GIVEN RECORDS —
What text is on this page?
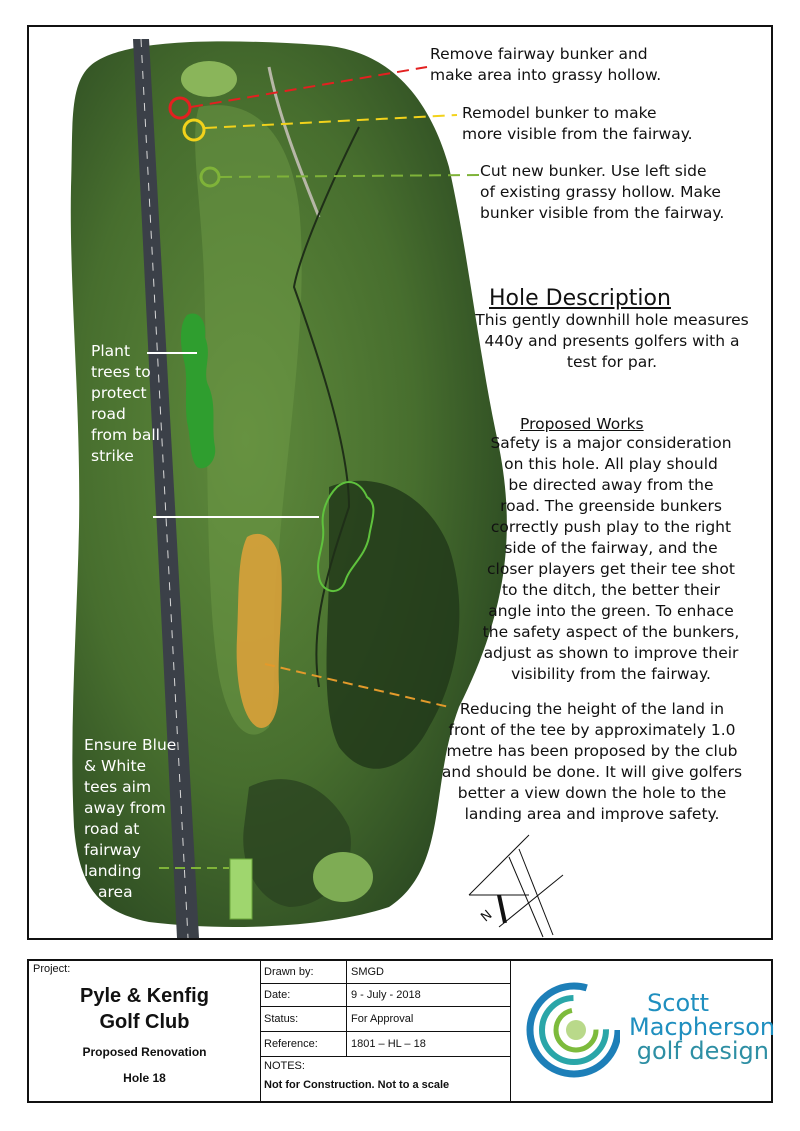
Remove fairway bunker and
make area into grassy hollow.
Remodel bunker to make
more visible from the fairway.
Cut new bunker. Use left side
of existing grassy hollow. Make
bunker visible from the fairway.
Plant
trees to
protect
road
from ball
strike
Ensure Blue
& White
tees aim
away from
road at
fairway
landing
area
Hole Description
This gently downhill hole measures
440y and presents golfers with a
test for par.
Proposed Works
Safety is a major consideration
on this hole. All play should
be directed away from the
road. The greenside bunkers
correctly push play to the right
side of the fairway, and the
closer players get their tee shot
to the ditch, the better their
angle into the green. To enhace
the safety aspect of the bunkers,
adjust as shown to improve their
visibility from the fairway.
Reducing the height of the land in
front of the tee by approximately 1.0
metre has been proposed by the club
and should be done. It will give golfers
better a view down the hole to the
landing area and improve safety.
N
Project:
Pyle & Kenfig
Golf Club
Proposed Renovation
Hole 18
Drawn by:	SMGD
Date:	9 - July - 2018
Status:	For Approval
Reference:	1801 – HL – 18
NOTES:
Not for Construction. Not to a scale
Scott
Macpherson
golf design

WHAT YOU HAVE TO DO — Leaving all pictures aside, quote each record exactly.

SOLUTION TO THIS EXERCISE —
What text is on this page?
Remove fairway bunker and
make area into grassy hollow.
Remodel bunker to make
more visible from the fairway.
Cut new bunker. Use left side
of existing grassy hollow. Make
bunker visible from the fairway.
Plant
trees to
protect
road
from ball
strike
Ensure Blue
& White
tees aim
away from
road at
fairway
landing
area
Hole Description
This gently downhill hole measures
440y and presents golfers with a
test for par.
Proposed Works
Safety is a major consideration
on this hole. All play should
be directed away from the
road. The greenside bunkers
correctly push play to the right
side of the fairway, and the
closer players get their tee shot
to the ditch, the better their
angle into the green. To enhace
the safety aspect of the bunkers,
adjust as shown to improve their
visibility from the fairway.
Reducing the height of the land in
front of the tee by approximately 1.0
metre has been proposed by the club
and should be done. It will give golfers
better a view down the hole to the
landing area and improve safety.
N
Project:
Pyle & Kenfig
Golf Club
Proposed Renovation
Hole 18
Drawn by:	SMGD
Date:	9 - July - 2018
Status:	For Approval
Reference:	1801 – HL – 18
NOTES:
Not for Construction. Not to a scale
Scott
Macpherson
golf design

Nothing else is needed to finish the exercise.